## start

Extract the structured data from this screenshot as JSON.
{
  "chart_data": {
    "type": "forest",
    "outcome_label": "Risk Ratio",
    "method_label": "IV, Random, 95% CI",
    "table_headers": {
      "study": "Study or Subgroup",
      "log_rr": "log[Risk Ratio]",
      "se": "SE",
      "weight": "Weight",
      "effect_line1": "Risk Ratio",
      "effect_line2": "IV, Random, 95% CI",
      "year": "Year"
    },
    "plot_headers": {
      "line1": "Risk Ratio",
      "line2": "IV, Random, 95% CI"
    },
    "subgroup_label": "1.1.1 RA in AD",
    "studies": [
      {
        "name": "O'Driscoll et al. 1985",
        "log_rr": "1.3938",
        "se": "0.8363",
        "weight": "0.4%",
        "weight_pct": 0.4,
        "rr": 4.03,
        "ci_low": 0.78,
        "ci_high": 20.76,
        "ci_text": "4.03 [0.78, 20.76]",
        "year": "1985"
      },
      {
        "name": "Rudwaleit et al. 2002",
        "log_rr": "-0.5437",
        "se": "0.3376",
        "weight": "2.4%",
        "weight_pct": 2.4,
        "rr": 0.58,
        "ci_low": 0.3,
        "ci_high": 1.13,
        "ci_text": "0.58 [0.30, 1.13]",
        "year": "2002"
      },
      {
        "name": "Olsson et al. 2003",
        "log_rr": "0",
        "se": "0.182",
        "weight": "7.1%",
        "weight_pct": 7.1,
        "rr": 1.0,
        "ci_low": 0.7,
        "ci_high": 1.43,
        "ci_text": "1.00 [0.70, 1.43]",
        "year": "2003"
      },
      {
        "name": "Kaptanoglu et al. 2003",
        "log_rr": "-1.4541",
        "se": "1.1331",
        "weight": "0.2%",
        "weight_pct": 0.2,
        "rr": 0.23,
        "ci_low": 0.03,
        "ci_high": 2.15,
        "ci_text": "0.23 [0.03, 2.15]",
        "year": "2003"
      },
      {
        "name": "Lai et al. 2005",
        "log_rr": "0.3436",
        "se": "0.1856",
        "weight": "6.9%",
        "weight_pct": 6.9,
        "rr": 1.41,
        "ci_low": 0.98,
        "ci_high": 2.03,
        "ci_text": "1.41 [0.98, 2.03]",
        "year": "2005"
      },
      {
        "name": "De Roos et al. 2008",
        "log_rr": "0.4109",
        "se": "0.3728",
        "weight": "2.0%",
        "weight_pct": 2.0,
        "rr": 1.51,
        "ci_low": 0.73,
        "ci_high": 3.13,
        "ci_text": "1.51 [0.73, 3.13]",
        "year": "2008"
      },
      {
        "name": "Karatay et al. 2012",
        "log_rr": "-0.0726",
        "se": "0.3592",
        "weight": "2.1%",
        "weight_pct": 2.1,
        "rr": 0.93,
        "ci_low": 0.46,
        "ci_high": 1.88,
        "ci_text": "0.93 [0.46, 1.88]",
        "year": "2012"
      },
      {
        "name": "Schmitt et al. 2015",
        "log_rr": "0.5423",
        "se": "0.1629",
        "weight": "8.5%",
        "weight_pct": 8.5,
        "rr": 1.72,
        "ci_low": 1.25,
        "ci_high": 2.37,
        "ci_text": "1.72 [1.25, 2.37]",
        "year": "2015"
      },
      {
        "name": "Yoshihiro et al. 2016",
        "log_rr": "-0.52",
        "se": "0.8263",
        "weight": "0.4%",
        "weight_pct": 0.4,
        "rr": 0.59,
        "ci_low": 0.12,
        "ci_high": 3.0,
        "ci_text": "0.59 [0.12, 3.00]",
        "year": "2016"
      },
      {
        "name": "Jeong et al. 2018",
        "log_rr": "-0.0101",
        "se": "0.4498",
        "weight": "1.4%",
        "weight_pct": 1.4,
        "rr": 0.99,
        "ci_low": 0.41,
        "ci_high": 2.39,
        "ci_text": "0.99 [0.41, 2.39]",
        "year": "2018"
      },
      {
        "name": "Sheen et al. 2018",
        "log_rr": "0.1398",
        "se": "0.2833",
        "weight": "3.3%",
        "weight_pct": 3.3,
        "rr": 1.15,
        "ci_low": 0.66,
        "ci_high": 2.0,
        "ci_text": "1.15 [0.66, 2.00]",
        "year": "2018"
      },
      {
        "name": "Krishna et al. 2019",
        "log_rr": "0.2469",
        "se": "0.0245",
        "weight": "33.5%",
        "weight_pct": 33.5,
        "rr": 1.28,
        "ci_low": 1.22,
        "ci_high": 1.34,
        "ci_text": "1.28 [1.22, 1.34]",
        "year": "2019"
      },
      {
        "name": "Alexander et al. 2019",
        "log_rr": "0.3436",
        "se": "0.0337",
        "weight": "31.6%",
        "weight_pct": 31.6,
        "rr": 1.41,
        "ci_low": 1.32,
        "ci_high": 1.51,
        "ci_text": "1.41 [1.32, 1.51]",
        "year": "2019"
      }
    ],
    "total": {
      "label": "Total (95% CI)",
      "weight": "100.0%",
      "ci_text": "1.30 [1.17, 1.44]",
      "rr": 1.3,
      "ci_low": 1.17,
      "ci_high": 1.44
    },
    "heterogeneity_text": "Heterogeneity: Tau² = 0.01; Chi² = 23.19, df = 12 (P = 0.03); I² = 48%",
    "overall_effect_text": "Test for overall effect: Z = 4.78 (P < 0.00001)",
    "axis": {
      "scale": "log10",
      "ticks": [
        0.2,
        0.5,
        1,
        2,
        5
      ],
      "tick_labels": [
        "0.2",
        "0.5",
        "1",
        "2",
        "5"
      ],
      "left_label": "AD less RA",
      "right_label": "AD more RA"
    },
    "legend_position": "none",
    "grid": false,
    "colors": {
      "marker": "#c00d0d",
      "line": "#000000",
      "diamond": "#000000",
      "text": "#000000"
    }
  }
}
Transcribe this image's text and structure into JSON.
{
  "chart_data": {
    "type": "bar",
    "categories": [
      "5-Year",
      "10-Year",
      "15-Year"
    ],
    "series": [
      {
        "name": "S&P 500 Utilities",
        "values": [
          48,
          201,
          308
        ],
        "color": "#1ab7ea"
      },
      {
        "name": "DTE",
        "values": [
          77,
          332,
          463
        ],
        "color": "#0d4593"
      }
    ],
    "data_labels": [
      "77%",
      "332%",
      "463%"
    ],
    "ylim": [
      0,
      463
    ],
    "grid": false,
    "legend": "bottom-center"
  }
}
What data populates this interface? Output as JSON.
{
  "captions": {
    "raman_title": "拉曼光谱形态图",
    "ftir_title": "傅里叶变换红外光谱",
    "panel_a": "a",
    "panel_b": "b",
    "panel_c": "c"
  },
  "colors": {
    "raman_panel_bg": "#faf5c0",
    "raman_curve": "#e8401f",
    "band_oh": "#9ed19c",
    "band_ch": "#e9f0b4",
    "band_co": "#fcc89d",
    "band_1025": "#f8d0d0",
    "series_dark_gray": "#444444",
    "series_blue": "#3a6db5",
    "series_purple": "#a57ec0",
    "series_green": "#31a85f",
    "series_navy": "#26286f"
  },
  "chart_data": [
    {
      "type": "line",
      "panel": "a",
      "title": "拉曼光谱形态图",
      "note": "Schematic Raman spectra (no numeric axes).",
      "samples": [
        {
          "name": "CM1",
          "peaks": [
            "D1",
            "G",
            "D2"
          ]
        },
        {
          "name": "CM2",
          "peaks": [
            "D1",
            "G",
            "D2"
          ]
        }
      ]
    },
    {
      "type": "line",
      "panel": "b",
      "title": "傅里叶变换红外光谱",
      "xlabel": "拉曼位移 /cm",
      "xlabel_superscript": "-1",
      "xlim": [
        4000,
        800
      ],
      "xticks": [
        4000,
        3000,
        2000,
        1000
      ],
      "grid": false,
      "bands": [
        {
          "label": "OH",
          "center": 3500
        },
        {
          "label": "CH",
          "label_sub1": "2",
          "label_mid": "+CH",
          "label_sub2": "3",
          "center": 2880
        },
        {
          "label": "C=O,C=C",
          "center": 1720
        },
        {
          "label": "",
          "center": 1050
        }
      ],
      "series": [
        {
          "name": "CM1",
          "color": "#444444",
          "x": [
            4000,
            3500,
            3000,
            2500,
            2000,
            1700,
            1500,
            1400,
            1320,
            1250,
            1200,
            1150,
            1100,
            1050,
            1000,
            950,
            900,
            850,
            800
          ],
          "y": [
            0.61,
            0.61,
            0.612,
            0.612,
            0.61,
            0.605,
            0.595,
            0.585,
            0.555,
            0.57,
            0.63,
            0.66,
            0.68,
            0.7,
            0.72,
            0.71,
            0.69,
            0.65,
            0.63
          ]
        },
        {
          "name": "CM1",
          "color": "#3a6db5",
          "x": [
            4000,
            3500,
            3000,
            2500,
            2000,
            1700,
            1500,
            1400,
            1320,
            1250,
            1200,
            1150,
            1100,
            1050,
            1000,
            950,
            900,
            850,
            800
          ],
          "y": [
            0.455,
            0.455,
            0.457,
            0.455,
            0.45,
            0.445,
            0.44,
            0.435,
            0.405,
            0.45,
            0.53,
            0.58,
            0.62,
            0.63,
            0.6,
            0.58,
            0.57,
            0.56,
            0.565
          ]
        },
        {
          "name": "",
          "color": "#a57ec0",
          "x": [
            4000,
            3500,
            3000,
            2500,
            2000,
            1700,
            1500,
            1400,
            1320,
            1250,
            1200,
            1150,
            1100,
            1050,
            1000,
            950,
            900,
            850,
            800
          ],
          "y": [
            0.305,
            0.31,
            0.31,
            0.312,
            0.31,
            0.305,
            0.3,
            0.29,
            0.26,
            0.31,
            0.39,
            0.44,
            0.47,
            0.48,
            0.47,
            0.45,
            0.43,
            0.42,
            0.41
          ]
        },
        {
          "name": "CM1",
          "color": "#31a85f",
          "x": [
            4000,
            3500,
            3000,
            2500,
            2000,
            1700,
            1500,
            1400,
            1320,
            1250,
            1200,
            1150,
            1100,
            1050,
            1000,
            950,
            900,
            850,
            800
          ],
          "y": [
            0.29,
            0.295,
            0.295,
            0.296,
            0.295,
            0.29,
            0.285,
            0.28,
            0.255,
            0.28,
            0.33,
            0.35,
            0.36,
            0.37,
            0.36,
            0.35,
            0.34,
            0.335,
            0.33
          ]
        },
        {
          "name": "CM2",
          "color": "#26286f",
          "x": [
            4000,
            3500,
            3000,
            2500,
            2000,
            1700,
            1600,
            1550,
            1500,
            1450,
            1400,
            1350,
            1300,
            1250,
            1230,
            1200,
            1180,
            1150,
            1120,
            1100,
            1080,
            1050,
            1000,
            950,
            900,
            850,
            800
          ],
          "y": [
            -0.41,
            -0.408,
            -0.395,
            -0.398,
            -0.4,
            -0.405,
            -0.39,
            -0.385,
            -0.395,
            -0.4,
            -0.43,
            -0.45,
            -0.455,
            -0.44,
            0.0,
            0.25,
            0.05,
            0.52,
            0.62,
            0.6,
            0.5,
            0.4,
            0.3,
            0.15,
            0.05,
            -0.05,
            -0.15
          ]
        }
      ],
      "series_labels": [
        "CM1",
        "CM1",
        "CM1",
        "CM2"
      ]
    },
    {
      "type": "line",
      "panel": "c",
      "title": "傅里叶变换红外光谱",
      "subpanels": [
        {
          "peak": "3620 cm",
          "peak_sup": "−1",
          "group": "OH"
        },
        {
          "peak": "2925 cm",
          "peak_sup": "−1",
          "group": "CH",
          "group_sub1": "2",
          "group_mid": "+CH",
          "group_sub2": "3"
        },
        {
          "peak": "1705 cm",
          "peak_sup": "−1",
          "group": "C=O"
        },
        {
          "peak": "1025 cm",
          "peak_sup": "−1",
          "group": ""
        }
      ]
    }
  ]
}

## end

Written task. Determine how many lines of the records above contain the word "this", and report only that number.

Complete answer. 3